◆ **WHAT IS EXPECTED**:
Copy every row below character for character, one row per line.

** Start STORED ROWS **

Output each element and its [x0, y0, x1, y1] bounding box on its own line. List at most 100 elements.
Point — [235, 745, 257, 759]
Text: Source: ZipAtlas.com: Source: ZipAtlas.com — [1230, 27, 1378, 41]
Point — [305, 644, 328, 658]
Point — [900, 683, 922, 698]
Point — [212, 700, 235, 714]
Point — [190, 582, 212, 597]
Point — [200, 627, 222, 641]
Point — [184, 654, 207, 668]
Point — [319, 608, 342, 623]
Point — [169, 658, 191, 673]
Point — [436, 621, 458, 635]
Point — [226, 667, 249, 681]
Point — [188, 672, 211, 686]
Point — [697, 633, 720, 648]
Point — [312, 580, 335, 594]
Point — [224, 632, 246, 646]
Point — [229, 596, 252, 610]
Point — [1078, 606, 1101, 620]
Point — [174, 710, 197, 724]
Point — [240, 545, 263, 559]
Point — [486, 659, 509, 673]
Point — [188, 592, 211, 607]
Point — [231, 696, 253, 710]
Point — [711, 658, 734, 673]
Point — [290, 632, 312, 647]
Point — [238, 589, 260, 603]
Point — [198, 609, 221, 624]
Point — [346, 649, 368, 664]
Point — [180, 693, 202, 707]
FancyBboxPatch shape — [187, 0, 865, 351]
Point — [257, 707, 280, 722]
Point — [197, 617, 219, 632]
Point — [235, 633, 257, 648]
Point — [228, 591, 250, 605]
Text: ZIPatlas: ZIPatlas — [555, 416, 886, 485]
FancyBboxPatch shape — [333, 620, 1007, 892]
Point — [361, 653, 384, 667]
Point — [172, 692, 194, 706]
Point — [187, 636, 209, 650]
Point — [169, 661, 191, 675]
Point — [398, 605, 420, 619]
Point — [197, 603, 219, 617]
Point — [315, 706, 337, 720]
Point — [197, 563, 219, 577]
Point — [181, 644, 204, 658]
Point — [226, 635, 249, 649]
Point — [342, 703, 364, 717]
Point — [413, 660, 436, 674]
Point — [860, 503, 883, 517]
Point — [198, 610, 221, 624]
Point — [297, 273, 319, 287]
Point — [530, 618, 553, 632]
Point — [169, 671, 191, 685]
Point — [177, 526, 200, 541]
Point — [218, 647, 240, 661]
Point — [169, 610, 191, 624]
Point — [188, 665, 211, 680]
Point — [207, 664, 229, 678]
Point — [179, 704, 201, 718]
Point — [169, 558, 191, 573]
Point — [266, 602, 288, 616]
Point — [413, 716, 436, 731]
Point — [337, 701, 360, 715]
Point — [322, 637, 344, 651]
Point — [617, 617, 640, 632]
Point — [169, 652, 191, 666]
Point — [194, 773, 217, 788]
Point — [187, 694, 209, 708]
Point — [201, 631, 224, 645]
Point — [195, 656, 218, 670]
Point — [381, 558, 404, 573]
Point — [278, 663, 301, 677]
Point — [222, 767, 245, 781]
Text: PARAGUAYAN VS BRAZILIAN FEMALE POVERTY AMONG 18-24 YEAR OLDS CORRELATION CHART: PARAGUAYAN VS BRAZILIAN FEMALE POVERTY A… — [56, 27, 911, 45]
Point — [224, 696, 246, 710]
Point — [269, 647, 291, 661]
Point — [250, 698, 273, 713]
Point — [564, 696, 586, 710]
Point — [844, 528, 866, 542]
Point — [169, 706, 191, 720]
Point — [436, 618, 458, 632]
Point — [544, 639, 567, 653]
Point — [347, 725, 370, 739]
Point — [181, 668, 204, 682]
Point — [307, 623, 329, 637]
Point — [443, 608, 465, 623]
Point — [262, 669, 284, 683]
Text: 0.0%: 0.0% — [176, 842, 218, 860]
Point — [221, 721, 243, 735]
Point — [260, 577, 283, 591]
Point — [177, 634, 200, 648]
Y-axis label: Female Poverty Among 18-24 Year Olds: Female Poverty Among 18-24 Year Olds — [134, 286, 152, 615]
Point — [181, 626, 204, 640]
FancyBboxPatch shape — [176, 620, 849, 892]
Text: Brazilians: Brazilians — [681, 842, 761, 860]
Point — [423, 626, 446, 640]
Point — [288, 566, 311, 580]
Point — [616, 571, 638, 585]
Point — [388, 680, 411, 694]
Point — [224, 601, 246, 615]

** End STORED ROWS **

◆ **EXERCISE OUTPUT**:
Output each element and its [x0, y0, x1, y1] bounding box on its own line. List at most 100 elements.
Point — [235, 745, 257, 759]
Text: Source: ZipAtlas.com: Source: ZipAtlas.com — [1230, 27, 1378, 41]
Point — [305, 644, 328, 658]
Point — [900, 683, 922, 698]
Point — [212, 700, 235, 714]
Point — [190, 582, 212, 597]
Point — [200, 627, 222, 641]
Point — [184, 654, 207, 668]
Point — [319, 608, 342, 623]
Point — [169, 658, 191, 673]
Point — [436, 621, 458, 635]
Point — [226, 667, 249, 681]
Point — [188, 672, 211, 686]
Point — [697, 633, 720, 648]
Point — [312, 580, 335, 594]
Point — [224, 632, 246, 646]
Point — [229, 596, 252, 610]
Point — [1078, 606, 1101, 620]
Point — [174, 710, 197, 724]
Point — [240, 545, 263, 559]
Point — [486, 659, 509, 673]
Point — [188, 592, 211, 607]
Point — [231, 696, 253, 710]
Point — [711, 658, 734, 673]
Point — [290, 632, 312, 647]
Point — [238, 589, 260, 603]
Point — [198, 609, 221, 624]
Point — [346, 649, 368, 664]
Point — [180, 693, 202, 707]
FancyBboxPatch shape — [187, 0, 865, 351]
Point — [257, 707, 280, 722]
Point — [197, 617, 219, 632]
Point — [235, 633, 257, 648]
Point — [228, 591, 250, 605]
Text: ZIPatlas: ZIPatlas — [555, 416, 886, 485]
FancyBboxPatch shape — [333, 620, 1007, 892]
Point — [361, 653, 384, 667]
Point — [172, 692, 194, 706]
Point — [187, 636, 209, 650]
Point — [169, 661, 191, 675]
Point — [398, 605, 420, 619]
Point — [197, 603, 219, 617]
Point — [315, 706, 337, 720]
Point — [197, 563, 219, 577]
Point — [181, 644, 204, 658]
Point — [226, 635, 249, 649]
Point — [342, 703, 364, 717]
Point — [413, 660, 436, 674]
Point — [860, 503, 883, 517]
Point — [198, 610, 221, 624]
Point — [297, 273, 319, 287]
Point — [530, 618, 553, 632]
Point — [169, 671, 191, 685]
Point — [177, 526, 200, 541]
Point — [218, 647, 240, 661]
Point — [169, 610, 191, 624]
Point — [188, 665, 211, 680]
Point — [207, 664, 229, 678]
Point — [179, 704, 201, 718]
Point — [169, 558, 191, 573]
Point — [266, 602, 288, 616]
Point — [413, 716, 436, 731]
Point — [337, 701, 360, 715]
Point — [322, 637, 344, 651]
Point — [617, 617, 640, 632]
Point — [169, 652, 191, 666]
Point — [194, 773, 217, 788]
Point — [187, 694, 209, 708]
Point — [201, 631, 224, 645]
Point — [195, 656, 218, 670]
Point — [381, 558, 404, 573]
Point — [278, 663, 301, 677]
Point — [222, 767, 245, 781]
Text: PARAGUAYAN VS BRAZILIAN FEMALE POVERTY AMONG 18-24 YEAR OLDS CORRELATION CHART: PARAGUAYAN VS BRAZILIAN FEMALE POVERTY A… — [56, 27, 911, 45]
Point — [224, 696, 246, 710]
Point — [269, 647, 291, 661]
Point — [250, 698, 273, 713]
Point — [564, 696, 586, 710]
Point — [844, 528, 866, 542]
Point — [169, 706, 191, 720]
Point — [436, 618, 458, 632]
Point — [544, 639, 567, 653]
Point — [347, 725, 370, 739]
Point — [181, 668, 204, 682]
Point — [307, 623, 329, 637]
Point — [443, 608, 465, 623]
Point — [262, 669, 284, 683]
Text: 0.0%: 0.0% — [176, 842, 218, 860]
Point — [221, 721, 243, 735]
Point — [260, 577, 283, 591]
Point — [177, 634, 200, 648]
Y-axis label: Female Poverty Among 18-24 Year Olds: Female Poverty Among 18-24 Year Olds — [134, 286, 152, 615]
Point — [181, 626, 204, 640]
FancyBboxPatch shape — [176, 620, 849, 892]
Text: Brazilians: Brazilians — [681, 842, 761, 860]
Point — [423, 626, 446, 640]
Point — [288, 566, 311, 580]
Point — [616, 571, 638, 585]
Point — [388, 680, 411, 694]
Point — [224, 601, 246, 615]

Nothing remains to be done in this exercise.